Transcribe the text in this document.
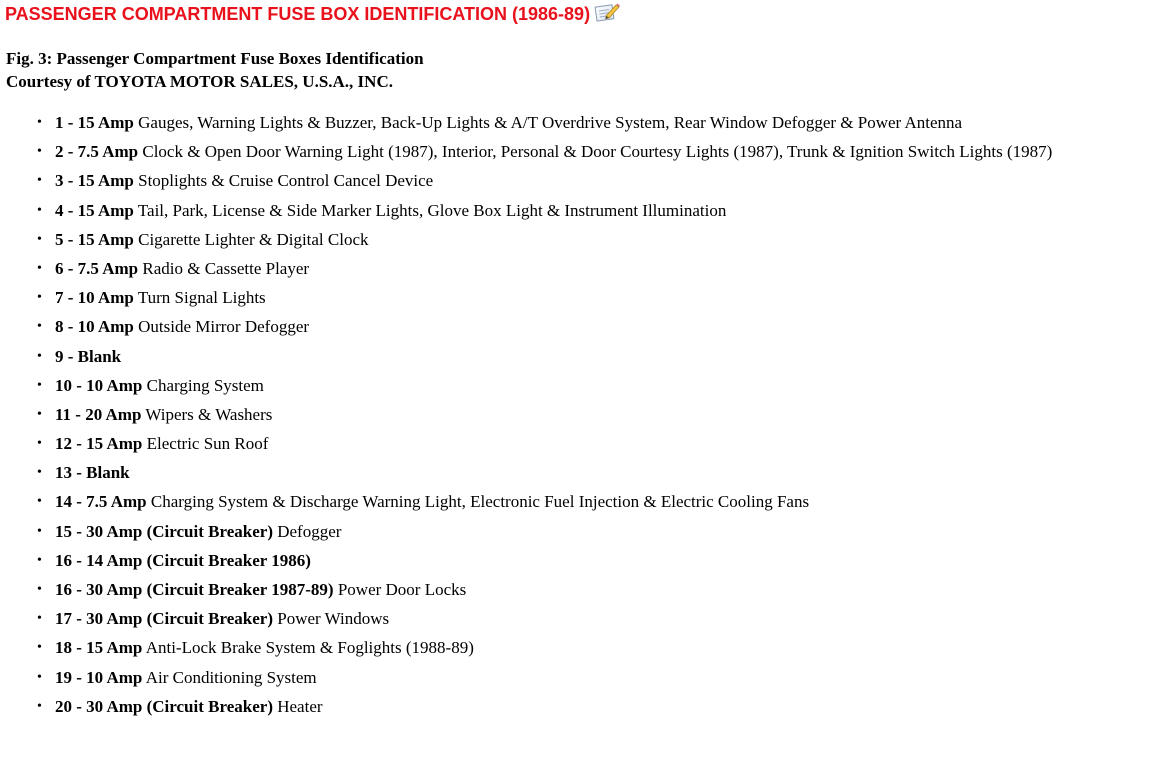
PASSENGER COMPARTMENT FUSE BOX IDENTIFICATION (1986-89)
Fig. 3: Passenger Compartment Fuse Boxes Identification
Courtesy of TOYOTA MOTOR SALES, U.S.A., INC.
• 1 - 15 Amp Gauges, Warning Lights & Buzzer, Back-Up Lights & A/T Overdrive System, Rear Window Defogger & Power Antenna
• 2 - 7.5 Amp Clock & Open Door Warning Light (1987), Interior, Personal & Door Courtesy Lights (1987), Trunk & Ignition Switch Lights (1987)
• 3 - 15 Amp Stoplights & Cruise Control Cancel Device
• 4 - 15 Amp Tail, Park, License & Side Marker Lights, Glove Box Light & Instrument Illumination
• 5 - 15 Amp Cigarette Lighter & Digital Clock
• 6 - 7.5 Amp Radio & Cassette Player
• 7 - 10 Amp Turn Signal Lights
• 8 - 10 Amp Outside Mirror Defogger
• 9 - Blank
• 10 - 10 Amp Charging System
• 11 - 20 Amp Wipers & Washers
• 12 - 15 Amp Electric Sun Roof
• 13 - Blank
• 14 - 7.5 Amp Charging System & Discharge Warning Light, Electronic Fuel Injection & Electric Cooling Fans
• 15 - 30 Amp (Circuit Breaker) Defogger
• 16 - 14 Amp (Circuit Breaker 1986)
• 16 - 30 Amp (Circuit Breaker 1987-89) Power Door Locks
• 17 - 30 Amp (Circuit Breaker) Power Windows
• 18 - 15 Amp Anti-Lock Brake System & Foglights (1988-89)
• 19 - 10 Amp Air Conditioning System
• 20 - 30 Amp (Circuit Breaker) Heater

▶ [What this task involves]: Transcribe the records word for word and include no pictures.

▶ [Solution to this problem]:
Transcribe the text in this document.
PASSENGER COMPARTMENT FUSE BOX IDENTIFICATION (1986-89)
Fig. 3: Passenger Compartment Fuse Boxes Identification
Courtesy of TOYOTA MOTOR SALES, U.S.A., INC.
• 1 - 15 Amp Gauges, Warning Lights & Buzzer, Back-Up Lights & A/T Overdrive System, Rear Window Defogger & Power Antenna
• 2 - 7.5 Amp Clock & Open Door Warning Light (1987), Interior, Personal & Door Courtesy Lights (1987), Trunk & Ignition Switch Lights (1987)
• 3 - 15 Amp Stoplights & Cruise Control Cancel Device
• 4 - 15 Amp Tail, Park, License & Side Marker Lights, Glove Box Light & Instrument Illumination
• 5 - 15 Amp Cigarette Lighter & Digital Clock
• 6 - 7.5 Amp Radio & Cassette Player
• 7 - 10 Amp Turn Signal Lights
• 8 - 10 Amp Outside Mirror Defogger
• 9 - Blank
• 10 - 10 Amp Charging System
• 11 - 20 Amp Wipers & Washers
• 12 - 15 Amp Electric Sun Roof
• 13 - Blank
• 14 - 7.5 Amp Charging System & Discharge Warning Light, Electronic Fuel Injection & Electric Cooling Fans
• 15 - 30 Amp (Circuit Breaker) Defogger
• 16 - 14 Amp (Circuit Breaker 1986)
• 16 - 30 Amp (Circuit Breaker 1987-89) Power Door Locks
• 17 - 30 Amp (Circuit Breaker) Power Windows
• 18 - 15 Amp Anti-Lock Brake System & Foglights (1988-89)
• 19 - 10 Amp Air Conditioning System
• 20 - 30 Amp (Circuit Breaker) Heater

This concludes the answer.